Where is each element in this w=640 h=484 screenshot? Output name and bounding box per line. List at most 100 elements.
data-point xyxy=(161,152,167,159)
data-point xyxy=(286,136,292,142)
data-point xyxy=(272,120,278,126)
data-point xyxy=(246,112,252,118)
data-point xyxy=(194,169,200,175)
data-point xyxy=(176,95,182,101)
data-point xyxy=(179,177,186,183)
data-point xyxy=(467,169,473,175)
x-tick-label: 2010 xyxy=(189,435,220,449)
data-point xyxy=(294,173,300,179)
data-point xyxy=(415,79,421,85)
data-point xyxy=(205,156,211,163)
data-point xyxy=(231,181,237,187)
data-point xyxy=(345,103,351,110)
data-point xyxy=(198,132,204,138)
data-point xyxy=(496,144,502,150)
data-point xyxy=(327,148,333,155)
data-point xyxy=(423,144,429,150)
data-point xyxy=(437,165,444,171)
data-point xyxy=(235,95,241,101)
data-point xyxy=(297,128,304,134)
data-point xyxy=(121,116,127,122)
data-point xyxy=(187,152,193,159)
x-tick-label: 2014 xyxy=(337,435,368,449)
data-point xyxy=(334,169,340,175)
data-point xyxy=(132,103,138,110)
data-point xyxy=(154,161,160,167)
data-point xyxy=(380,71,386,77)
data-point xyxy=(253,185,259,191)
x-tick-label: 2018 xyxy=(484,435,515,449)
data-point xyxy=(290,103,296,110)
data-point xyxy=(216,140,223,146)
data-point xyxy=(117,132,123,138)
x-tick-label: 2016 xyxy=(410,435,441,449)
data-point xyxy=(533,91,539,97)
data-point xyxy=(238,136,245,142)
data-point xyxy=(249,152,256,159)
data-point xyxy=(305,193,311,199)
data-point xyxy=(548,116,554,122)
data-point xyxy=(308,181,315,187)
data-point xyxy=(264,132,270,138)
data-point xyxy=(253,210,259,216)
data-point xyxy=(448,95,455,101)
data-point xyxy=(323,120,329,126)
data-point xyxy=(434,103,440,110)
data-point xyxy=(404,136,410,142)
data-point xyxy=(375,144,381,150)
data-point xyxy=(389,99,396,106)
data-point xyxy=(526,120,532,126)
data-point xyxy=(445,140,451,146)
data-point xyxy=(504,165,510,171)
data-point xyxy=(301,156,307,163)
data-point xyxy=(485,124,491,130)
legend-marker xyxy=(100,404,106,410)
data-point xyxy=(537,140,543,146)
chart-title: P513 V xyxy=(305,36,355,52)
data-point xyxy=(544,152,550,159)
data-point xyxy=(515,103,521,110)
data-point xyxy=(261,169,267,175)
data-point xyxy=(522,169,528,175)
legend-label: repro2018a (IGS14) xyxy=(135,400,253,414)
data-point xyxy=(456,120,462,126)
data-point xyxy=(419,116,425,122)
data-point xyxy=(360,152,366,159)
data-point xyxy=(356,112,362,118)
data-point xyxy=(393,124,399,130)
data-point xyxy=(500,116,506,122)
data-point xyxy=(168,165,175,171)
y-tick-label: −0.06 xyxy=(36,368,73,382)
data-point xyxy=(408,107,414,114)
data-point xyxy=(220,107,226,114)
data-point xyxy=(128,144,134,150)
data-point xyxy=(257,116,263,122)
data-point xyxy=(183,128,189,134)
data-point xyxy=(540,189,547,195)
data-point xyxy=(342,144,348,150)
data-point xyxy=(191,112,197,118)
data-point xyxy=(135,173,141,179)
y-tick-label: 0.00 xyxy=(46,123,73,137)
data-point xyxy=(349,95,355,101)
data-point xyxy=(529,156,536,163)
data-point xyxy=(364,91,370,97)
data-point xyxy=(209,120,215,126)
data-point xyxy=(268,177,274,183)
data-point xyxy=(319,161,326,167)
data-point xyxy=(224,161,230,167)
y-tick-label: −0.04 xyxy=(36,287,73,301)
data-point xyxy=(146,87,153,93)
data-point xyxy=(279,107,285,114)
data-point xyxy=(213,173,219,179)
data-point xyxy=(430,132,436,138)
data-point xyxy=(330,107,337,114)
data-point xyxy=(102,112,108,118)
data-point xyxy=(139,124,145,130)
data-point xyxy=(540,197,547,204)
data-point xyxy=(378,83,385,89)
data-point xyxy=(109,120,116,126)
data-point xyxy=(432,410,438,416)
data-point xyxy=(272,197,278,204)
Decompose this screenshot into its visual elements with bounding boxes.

...

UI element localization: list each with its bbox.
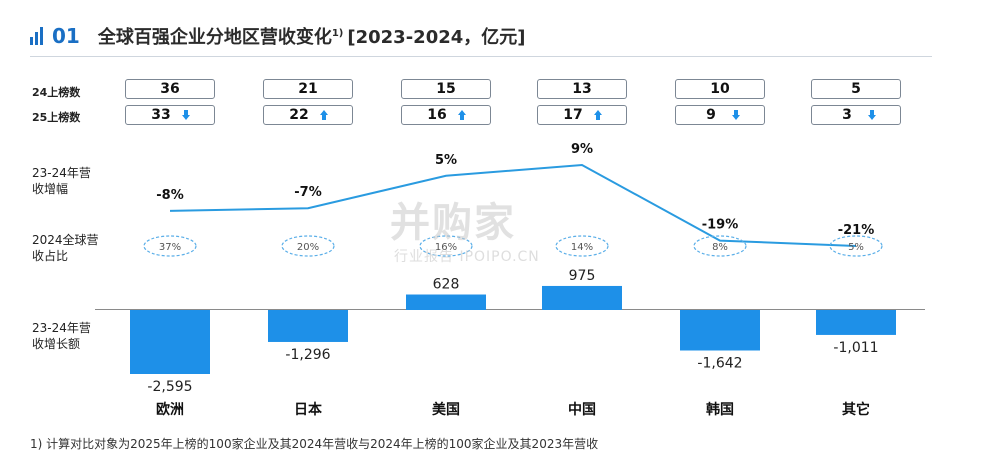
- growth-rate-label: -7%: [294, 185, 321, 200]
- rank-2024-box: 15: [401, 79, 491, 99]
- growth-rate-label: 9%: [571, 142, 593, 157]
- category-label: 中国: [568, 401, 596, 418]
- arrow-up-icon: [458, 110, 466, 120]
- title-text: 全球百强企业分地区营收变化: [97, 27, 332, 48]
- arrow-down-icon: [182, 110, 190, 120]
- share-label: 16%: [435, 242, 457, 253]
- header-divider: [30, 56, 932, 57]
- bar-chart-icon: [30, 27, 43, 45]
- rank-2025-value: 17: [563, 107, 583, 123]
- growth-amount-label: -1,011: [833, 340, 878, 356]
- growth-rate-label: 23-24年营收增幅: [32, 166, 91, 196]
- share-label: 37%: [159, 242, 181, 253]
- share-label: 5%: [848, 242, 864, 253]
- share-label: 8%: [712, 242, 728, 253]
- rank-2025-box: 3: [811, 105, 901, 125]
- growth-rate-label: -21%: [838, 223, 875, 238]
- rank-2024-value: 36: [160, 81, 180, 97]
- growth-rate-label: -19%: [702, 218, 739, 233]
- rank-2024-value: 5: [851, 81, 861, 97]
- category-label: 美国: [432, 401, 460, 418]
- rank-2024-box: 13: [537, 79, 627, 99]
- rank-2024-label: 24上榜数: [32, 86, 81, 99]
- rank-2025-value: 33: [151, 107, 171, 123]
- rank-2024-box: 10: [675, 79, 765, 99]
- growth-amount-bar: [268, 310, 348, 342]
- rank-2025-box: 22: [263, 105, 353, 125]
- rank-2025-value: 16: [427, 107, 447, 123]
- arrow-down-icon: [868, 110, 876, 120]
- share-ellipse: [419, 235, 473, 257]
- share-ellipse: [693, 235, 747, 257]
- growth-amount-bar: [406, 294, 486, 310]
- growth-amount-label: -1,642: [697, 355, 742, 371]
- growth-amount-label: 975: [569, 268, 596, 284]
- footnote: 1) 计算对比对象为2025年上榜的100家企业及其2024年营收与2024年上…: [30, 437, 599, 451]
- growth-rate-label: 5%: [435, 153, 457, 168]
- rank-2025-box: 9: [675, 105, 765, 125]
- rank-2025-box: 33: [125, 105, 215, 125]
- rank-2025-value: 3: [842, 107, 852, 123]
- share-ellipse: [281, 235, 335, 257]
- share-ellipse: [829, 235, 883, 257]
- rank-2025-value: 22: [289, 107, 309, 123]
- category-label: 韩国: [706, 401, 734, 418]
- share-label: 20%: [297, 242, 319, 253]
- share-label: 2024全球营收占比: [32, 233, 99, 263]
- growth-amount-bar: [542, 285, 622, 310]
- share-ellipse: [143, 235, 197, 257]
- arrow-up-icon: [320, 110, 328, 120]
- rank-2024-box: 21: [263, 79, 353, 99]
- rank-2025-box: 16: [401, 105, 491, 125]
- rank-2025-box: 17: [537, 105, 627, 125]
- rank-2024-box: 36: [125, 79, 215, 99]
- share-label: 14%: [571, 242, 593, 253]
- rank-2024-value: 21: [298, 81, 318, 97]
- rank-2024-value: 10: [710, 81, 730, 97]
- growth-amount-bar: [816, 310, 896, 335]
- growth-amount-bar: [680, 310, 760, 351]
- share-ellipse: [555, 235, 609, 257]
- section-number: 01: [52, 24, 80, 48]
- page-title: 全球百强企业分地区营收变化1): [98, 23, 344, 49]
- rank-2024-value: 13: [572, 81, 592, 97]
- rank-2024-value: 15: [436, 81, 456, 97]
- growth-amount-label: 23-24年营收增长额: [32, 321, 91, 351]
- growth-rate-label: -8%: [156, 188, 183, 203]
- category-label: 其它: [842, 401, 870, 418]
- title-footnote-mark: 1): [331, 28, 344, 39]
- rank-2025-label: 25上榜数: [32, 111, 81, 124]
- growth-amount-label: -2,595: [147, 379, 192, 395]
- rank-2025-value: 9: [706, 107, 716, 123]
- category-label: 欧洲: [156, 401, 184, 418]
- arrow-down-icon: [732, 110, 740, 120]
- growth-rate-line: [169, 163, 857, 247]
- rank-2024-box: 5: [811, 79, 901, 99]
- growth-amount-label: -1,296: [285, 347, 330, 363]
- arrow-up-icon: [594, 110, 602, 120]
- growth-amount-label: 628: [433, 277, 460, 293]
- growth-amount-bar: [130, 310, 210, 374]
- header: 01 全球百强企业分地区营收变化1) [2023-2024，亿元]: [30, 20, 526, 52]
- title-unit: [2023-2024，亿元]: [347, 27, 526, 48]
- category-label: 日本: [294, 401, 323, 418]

---

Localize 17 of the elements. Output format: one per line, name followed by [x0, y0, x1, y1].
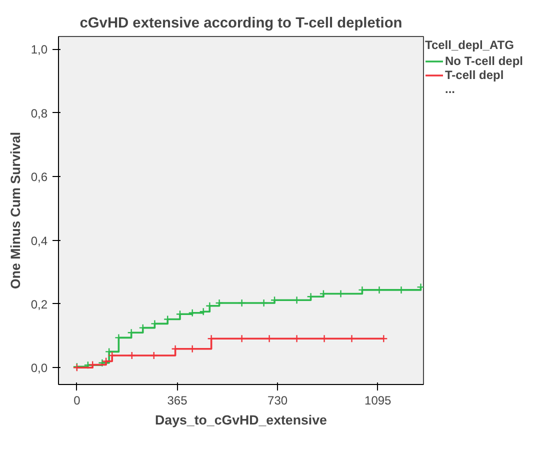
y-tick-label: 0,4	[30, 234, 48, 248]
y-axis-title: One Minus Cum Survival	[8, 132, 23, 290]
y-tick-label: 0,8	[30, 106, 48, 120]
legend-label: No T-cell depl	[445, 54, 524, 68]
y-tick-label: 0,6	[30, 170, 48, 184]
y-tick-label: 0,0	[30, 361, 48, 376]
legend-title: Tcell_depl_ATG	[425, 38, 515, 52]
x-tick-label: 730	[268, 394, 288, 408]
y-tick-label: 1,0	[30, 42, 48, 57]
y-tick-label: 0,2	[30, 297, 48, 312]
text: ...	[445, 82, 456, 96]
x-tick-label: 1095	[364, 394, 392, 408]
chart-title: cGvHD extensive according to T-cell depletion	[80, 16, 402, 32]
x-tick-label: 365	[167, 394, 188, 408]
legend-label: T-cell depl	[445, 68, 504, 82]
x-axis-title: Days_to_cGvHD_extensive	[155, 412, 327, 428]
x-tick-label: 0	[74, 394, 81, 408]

**Objetivo de la tarea**
Devuelve sin ningún cambio las líneas de los registros que van desde la que contiene "Where is each" hasta la que contiene "x-tick-label: 2010 xyxy=(189,435,220,449)", ambas incluidas.

**Respuesta al problema**
Where is each element in this w=640 h=484 screenshot? Output name and bounding box per line. List at most 100 elements.
data-point xyxy=(161,152,167,159)
data-point xyxy=(286,136,292,142)
data-point xyxy=(272,120,278,126)
data-point xyxy=(246,112,252,118)
data-point xyxy=(194,169,200,175)
data-point xyxy=(176,95,182,101)
data-point xyxy=(179,177,186,183)
data-point xyxy=(467,169,473,175)
x-tick-label: 2010 xyxy=(189,435,220,449)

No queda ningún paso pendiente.